» Structured figure records
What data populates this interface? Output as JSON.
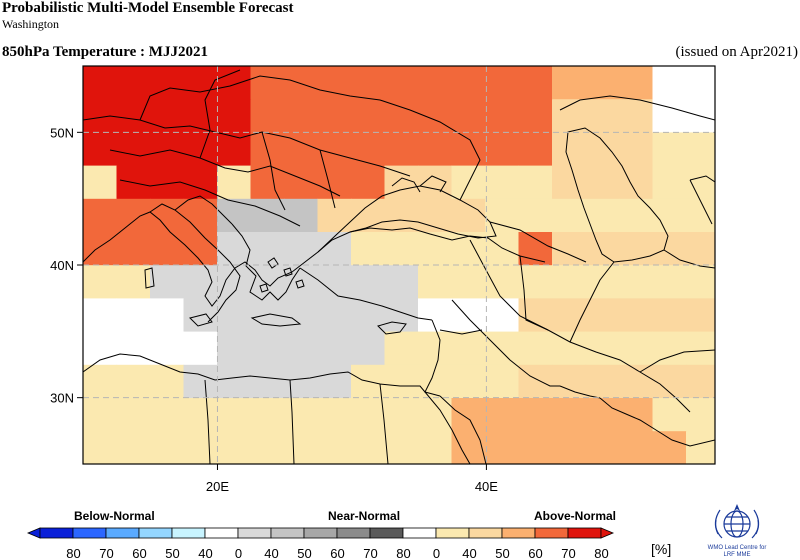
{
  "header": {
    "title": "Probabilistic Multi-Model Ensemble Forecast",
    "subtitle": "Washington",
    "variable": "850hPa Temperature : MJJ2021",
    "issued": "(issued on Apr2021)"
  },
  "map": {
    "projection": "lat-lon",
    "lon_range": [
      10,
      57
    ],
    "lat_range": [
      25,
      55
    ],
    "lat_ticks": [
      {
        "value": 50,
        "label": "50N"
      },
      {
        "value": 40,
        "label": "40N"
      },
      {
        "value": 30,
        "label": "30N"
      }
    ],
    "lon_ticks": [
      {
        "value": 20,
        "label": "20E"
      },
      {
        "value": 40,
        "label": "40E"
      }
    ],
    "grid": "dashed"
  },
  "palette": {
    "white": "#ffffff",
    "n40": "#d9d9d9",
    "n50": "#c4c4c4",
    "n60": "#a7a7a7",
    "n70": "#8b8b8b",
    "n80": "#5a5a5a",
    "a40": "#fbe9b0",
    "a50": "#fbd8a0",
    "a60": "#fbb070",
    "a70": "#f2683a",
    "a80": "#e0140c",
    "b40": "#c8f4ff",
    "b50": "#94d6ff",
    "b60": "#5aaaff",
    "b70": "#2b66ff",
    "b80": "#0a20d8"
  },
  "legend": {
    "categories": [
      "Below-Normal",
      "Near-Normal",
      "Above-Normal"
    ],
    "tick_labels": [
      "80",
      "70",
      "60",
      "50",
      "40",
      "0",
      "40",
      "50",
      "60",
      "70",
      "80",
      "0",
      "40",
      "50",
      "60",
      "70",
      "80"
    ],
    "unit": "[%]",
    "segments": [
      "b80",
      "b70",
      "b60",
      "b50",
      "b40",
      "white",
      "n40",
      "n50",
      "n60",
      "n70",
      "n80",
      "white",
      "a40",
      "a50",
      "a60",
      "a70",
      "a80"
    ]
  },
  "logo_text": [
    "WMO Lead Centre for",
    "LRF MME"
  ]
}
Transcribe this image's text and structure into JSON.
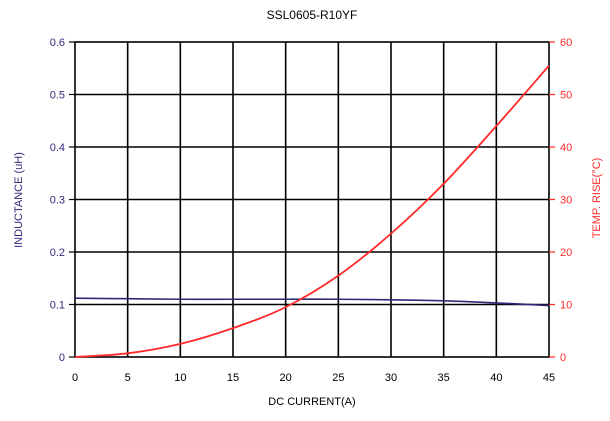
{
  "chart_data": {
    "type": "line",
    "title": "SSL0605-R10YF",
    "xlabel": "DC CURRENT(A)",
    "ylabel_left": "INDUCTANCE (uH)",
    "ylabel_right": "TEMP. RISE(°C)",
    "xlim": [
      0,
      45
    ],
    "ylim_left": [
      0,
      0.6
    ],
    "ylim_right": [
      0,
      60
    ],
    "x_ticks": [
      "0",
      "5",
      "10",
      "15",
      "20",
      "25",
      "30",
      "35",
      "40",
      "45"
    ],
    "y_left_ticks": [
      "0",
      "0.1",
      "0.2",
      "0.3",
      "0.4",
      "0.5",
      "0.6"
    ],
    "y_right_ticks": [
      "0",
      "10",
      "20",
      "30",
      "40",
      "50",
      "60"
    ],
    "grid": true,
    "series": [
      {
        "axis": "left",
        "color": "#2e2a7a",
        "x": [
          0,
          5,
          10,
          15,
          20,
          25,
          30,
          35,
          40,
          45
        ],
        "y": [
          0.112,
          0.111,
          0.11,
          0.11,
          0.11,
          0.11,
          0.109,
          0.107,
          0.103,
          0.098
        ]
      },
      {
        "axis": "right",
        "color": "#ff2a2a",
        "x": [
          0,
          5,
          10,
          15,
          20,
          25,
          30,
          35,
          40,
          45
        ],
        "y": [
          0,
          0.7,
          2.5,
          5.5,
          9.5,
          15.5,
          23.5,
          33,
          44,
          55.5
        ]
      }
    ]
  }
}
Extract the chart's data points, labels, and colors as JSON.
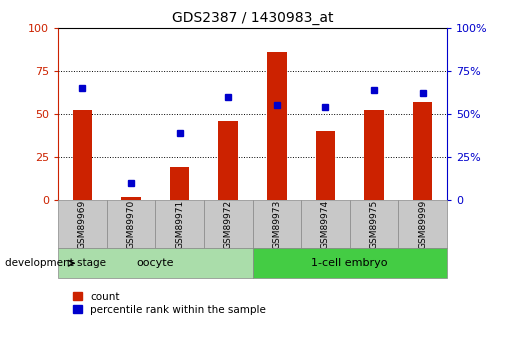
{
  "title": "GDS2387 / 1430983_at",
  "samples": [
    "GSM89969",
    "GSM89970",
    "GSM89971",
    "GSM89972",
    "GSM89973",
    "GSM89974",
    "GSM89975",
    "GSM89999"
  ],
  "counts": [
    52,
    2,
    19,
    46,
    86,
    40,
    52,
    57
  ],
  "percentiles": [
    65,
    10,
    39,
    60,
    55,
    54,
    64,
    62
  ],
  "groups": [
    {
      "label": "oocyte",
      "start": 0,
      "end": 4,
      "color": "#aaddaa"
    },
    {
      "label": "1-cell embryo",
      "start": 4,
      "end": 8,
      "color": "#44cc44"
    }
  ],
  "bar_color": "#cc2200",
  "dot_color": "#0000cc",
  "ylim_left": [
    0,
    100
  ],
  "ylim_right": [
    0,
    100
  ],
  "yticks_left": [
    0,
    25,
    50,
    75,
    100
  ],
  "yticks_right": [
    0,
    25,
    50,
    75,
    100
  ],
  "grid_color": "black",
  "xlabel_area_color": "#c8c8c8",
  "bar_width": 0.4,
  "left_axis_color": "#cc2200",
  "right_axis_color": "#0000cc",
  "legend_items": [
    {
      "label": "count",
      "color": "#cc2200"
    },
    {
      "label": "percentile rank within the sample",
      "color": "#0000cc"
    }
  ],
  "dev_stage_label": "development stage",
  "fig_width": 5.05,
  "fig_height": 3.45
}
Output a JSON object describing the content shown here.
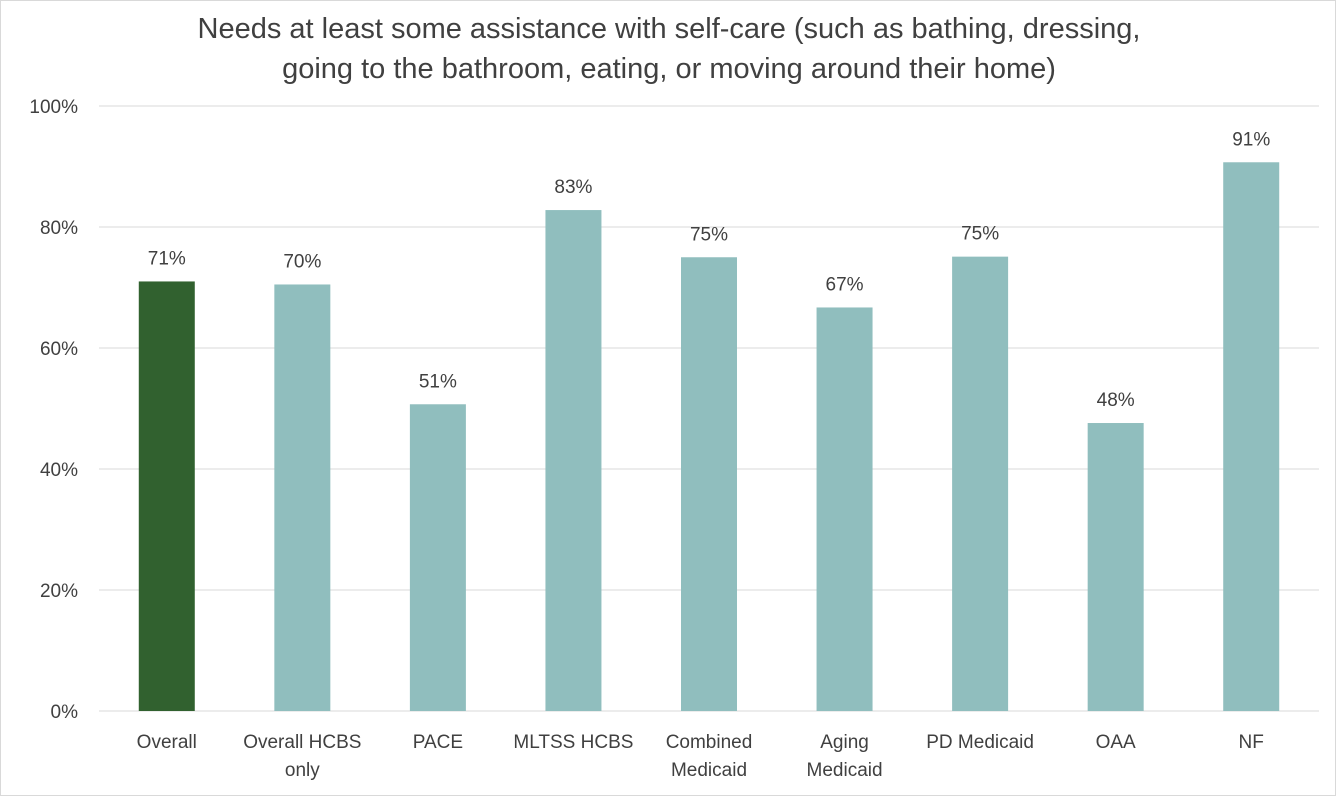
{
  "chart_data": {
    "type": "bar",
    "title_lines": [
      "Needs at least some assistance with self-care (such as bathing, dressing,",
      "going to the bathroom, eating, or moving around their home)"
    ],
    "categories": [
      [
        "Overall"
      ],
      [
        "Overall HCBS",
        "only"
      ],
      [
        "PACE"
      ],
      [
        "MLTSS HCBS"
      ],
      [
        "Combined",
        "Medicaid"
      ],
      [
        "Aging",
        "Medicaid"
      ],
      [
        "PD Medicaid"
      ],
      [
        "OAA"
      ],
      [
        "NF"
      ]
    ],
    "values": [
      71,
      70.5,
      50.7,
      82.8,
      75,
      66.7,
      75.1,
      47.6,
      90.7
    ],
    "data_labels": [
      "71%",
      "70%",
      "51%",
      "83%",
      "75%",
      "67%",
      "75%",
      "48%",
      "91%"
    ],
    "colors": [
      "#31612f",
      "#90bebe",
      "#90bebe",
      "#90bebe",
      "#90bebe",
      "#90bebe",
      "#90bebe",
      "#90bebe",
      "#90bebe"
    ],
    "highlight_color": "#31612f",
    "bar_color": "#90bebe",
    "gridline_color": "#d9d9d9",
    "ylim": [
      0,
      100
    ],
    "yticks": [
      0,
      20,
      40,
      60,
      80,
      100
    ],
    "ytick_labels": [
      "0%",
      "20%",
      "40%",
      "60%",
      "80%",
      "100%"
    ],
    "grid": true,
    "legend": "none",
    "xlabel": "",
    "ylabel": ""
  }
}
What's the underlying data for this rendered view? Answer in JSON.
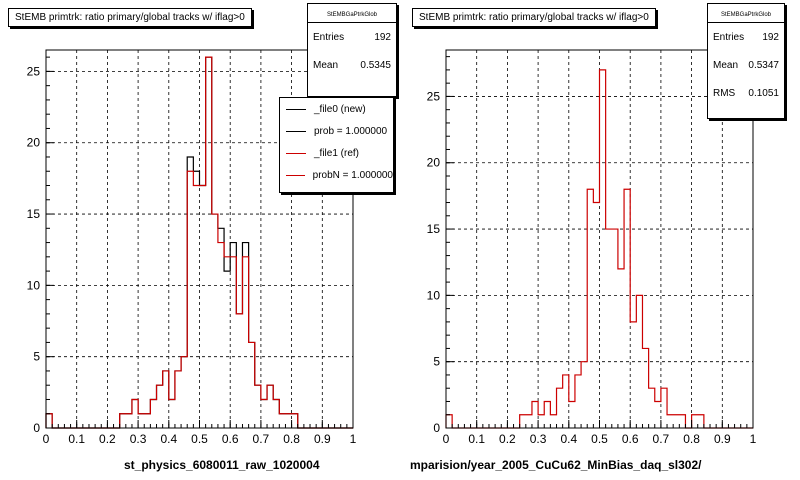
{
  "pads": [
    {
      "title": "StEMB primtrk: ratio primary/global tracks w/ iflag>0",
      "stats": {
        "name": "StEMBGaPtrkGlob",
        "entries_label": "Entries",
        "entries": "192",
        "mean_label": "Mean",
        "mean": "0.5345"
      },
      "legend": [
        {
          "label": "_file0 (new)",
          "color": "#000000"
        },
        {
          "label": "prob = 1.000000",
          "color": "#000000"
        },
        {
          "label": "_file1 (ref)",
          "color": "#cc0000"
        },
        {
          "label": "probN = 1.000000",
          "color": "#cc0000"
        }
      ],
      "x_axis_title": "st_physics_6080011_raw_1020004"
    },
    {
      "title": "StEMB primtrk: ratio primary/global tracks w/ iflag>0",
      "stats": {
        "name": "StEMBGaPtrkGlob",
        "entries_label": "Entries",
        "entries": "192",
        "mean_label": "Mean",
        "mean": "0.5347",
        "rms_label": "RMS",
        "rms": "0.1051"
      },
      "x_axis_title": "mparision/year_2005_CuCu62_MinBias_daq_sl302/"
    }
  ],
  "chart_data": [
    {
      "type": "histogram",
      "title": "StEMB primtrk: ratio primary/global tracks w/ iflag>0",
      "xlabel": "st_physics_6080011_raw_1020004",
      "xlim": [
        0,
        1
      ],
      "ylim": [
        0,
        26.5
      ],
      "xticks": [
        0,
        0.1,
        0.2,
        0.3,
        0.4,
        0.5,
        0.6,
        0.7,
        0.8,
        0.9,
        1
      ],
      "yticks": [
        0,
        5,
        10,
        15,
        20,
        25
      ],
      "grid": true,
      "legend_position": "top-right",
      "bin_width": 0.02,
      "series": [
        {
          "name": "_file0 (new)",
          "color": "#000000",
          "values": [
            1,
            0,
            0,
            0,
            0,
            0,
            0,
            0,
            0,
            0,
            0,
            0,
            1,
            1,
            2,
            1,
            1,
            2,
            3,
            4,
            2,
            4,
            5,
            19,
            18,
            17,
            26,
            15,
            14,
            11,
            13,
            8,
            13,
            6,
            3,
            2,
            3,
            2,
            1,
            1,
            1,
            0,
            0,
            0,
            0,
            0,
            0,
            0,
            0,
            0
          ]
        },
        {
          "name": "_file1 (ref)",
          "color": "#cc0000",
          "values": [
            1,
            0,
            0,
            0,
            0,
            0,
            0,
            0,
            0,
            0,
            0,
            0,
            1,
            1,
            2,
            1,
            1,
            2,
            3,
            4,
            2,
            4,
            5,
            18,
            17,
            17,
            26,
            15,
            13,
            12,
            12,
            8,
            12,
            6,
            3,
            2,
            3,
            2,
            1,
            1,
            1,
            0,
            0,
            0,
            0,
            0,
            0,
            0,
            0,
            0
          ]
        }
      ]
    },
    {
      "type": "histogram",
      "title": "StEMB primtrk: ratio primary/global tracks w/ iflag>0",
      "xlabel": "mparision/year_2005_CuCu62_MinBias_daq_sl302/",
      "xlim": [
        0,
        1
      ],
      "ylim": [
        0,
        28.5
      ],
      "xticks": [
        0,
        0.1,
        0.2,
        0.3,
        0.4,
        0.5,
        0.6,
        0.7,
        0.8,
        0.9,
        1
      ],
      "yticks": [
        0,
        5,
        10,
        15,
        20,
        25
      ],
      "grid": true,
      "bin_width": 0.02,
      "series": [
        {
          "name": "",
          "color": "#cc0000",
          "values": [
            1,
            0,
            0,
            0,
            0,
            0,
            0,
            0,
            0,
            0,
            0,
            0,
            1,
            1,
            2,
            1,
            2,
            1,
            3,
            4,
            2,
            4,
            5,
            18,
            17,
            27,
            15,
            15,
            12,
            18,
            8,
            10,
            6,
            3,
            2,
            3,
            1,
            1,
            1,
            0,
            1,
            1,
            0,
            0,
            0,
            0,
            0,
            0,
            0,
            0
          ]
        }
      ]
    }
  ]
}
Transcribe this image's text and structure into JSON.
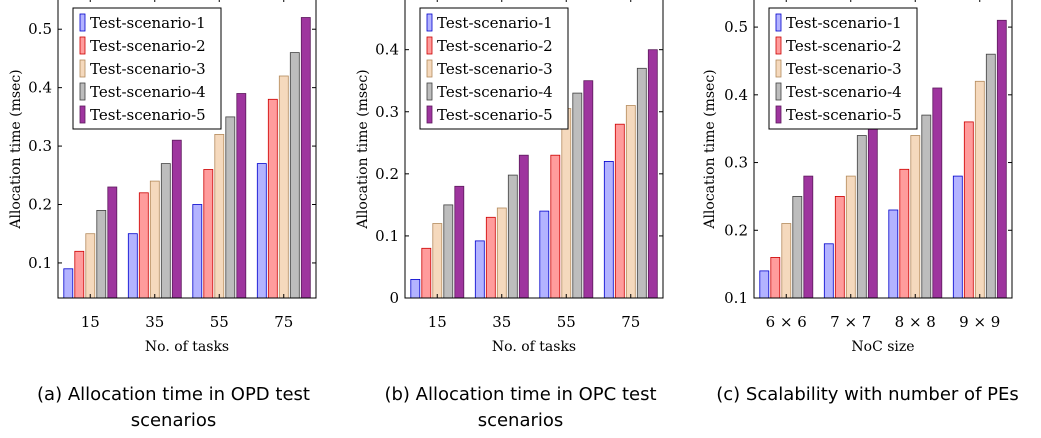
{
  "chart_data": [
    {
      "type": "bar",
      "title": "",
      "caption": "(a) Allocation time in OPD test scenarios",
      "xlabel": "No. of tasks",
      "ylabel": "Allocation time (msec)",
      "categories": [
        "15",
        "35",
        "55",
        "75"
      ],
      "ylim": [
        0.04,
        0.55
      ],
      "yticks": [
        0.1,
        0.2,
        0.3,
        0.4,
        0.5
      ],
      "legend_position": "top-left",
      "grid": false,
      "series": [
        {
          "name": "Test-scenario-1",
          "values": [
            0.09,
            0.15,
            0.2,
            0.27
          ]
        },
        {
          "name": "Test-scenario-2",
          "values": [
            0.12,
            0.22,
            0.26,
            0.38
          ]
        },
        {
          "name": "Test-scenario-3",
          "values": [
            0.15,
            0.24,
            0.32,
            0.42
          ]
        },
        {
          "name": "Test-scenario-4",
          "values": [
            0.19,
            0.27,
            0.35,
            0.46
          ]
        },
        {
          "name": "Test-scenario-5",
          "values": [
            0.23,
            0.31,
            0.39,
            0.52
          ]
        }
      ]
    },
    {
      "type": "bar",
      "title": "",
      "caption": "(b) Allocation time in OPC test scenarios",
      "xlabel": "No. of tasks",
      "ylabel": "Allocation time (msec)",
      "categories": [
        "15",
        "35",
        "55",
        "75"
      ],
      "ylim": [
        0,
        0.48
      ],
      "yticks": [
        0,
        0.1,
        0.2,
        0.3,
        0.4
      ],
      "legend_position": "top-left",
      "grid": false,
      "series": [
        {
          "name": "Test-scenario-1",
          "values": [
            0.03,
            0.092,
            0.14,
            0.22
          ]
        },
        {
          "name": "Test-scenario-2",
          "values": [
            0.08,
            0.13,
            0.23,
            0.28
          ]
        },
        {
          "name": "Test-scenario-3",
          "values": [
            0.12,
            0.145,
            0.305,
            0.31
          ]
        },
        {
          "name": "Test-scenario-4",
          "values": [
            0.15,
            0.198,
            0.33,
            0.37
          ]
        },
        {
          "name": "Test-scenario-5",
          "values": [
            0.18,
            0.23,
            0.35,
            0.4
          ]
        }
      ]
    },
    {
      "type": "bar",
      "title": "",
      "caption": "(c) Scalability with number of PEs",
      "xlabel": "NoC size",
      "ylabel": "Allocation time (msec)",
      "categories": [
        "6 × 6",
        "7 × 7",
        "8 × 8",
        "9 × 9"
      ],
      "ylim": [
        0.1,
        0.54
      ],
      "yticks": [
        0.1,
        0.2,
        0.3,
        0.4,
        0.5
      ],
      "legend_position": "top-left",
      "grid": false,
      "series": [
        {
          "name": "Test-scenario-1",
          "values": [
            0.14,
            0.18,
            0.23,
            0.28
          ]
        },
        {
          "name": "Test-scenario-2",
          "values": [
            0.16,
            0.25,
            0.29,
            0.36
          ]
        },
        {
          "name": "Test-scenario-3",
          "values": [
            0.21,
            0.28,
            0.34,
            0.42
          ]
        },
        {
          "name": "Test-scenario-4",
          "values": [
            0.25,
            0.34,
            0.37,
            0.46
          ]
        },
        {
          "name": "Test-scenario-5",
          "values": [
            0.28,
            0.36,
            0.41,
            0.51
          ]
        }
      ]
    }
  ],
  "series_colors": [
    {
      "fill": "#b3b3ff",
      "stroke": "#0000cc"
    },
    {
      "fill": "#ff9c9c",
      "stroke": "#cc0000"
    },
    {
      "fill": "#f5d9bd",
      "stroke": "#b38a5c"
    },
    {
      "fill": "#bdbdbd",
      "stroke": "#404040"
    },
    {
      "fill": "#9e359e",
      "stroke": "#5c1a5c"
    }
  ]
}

» Exercise instructions
Return every line from the records above that holds the word "scenarios".

» Result for this task
      "caption": "(a) Allocation time in OPD test scenarios",
      "caption": "(b) Allocation time in OPC test scenarios",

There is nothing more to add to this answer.